** Start Records supplied **

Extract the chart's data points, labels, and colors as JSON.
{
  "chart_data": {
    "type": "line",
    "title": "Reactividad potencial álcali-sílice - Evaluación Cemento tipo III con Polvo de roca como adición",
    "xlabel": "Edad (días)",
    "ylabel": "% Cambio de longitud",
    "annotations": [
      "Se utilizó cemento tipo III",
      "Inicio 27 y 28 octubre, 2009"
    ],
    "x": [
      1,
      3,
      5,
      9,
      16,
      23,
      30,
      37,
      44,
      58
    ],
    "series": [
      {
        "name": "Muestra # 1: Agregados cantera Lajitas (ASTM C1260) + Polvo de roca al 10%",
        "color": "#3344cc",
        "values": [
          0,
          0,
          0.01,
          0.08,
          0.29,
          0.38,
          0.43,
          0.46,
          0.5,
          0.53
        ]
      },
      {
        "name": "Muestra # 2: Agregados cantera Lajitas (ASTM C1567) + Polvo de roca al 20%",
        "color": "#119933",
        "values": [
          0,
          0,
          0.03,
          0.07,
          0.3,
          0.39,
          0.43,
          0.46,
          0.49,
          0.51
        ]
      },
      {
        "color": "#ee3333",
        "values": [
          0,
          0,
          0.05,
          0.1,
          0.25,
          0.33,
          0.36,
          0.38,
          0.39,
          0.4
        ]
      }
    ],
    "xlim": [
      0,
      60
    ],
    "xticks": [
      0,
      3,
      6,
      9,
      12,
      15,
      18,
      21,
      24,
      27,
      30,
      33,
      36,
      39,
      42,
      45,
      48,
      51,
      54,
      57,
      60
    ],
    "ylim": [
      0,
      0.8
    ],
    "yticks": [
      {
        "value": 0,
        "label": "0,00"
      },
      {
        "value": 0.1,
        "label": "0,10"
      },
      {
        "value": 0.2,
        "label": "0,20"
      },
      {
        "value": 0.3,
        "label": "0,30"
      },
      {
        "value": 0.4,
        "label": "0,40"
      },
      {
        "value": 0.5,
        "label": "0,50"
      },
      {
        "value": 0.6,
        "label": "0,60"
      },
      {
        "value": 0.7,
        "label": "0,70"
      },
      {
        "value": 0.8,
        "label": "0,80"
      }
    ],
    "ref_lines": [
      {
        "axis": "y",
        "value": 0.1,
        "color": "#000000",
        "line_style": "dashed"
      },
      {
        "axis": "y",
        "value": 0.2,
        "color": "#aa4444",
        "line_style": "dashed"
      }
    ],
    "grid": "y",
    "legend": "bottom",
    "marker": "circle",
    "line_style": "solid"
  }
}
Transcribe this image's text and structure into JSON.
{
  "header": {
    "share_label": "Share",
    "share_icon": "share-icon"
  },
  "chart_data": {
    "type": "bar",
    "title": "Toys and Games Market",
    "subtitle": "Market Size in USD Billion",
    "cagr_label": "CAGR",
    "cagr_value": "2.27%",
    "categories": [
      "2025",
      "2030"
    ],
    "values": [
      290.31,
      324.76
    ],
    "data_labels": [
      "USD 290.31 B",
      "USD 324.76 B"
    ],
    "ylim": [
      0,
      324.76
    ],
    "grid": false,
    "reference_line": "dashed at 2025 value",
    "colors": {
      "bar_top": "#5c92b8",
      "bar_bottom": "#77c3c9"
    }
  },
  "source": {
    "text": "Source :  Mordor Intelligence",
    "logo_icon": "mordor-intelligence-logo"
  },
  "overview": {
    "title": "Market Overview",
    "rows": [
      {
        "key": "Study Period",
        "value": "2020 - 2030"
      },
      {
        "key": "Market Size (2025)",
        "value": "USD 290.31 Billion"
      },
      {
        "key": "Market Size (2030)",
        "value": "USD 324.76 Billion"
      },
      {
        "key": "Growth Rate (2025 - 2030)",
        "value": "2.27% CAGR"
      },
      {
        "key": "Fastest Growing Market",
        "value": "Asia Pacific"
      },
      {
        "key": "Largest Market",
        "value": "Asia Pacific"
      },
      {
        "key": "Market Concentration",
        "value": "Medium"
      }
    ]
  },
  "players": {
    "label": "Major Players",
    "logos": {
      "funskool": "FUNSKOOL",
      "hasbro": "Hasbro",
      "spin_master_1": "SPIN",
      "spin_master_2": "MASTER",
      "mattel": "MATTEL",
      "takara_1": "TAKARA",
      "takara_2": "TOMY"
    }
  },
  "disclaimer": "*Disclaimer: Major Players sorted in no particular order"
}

** End Records supplied **

### Task to complete
Extract the full listing above without alteration.

### Answer to the exercise
Extract the chart's data points, labels, and colors as JSON.
{
  "chart_data": {
    "type": "line",
    "title": "Reactividad potencial álcali-sílice - Evaluación Cemento tipo III con Polvo de roca como adición",
    "xlabel": "Edad (días)",
    "ylabel": "% Cambio de longitud",
    "annotations": [
      "Se utilizó cemento tipo III",
      "Inicio 27 y 28 octubre, 2009"
    ],
    "x": [
      1,
      3,
      5,
      9,
      16,
      23,
      30,
      37,
      44,
      58
    ],
    "series": [
      {
        "name": "Muestra # 1: Agregados cantera Lajitas (ASTM C1260) + Polvo de roca al 10%",
        "color": "#3344cc",
        "values": [
          0,
          0,
          0.01,
          0.08,
          0.29,
          0.38,
          0.43,
          0.46,
          0.5,
          0.53
        ]
      },
      {
        "name": "Muestra # 2: Agregados cantera Lajitas (ASTM C1567) + Polvo de roca al 20%",
        "color": "#119933",
        "values": [
          0,
          0,
          0.03,
          0.07,
          0.3,
          0.39,
          0.43,
          0.46,
          0.49,
          0.51
        ]
      },
      {
        "color": "#ee3333",
        "values": [
          0,
          0,
          0.05,
          0.1,
          0.25,
          0.33,
          0.36,
          0.38,
          0.39,
          0.4
        ]
      }
    ],
    "xlim": [
      0,
      60
    ],
    "xticks": [
      0,
      3,
      6,
      9,
      12,
      15,
      18,
      21,
      24,
      27,
      30,
      33,
      36,
      39,
      42,
      45,
      48,
      51,
      54,
      57,
      60
    ],
    "ylim": [
      0,
      0.8
    ],
    "yticks": [
      {
        "value": 0,
        "label": "0,00"
      },
      {
        "value": 0.1,
        "label": "0,10"
      },
      {
        "value": 0.2,
        "label": "0,20"
      },
      {
        "value": 0.3,
        "label": "0,30"
      },
      {
        "value": 0.4,
        "label": "0,40"
      },
      {
        "value": 0.5,
        "label": "0,50"
      },
      {
        "value": 0.6,
        "label": "0,60"
      },
      {
        "value": 0.7,
        "label": "0,70"
      },
      {
        "value": 0.8,
        "label": "0,80"
      }
    ],
    "ref_lines": [
      {
        "axis": "y",
        "value": 0.1,
        "color": "#000000",
        "line_style": "dashed"
      },
      {
        "axis": "y",
        "value": 0.2,
        "color": "#aa4444",
        "line_style": "dashed"
      }
    ],
    "grid": "y",
    "legend": "bottom",
    "marker": "circle",
    "line_style": "solid"
  }
}
Transcribe this image's text and structure into JSON.
{
  "header": {
    "share_label": "Share",
    "share_icon": "share-icon"
  },
  "chart_data": {
    "type": "bar",
    "title": "Toys and Games Market",
    "subtitle": "Market Size in USD Billion",
    "cagr_label": "CAGR",
    "cagr_value": "2.27%",
    "categories": [
      "2025",
      "2030"
    ],
    "values": [
      290.31,
      324.76
    ],
    "data_labels": [
      "USD 290.31 B",
      "USD 324.76 B"
    ],
    "ylim": [
      0,
      324.76
    ],
    "grid": false,
    "reference_line": "dashed at 2025 value",
    "colors": {
      "bar_top": "#5c92b8",
      "bar_bottom": "#77c3c9"
    }
  },
  "source": {
    "text": "Source :  Mordor Intelligence",
    "logo_icon": "mordor-intelligence-logo"
  },
  "overview": {
    "title": "Market Overview",
    "rows": [
      {
        "key": "Study Period",
        "value": "2020 - 2030"
      },
      {
        "key": "Market Size (2025)",
        "value": "USD 290.31 Billion"
      },
      {
        "key": "Market Size (2030)",
        "value": "USD 324.76 Billion"
      },
      {
        "key": "Growth Rate (2025 - 2030)",
        "value": "2.27% CAGR"
      },
      {
        "key": "Fastest Growing Market",
        "value": "Asia Pacific"
      },
      {
        "key": "Largest Market",
        "value": "Asia Pacific"
      },
      {
        "key": "Market Concentration",
        "value": "Medium"
      }
    ]
  },
  "players": {
    "label": "Major Players",
    "logos": {
      "funskool": "FUNSKOOL",
      "hasbro": "Hasbro",
      "spin_master_1": "SPIN",
      "spin_master_2": "MASTER",
      "mattel": "MATTEL",
      "takara_1": "TAKARA",
      "takara_2": "TOMY"
    }
  },
  "disclaimer": "*Disclaimer: Major Players sorted in no particular order"
}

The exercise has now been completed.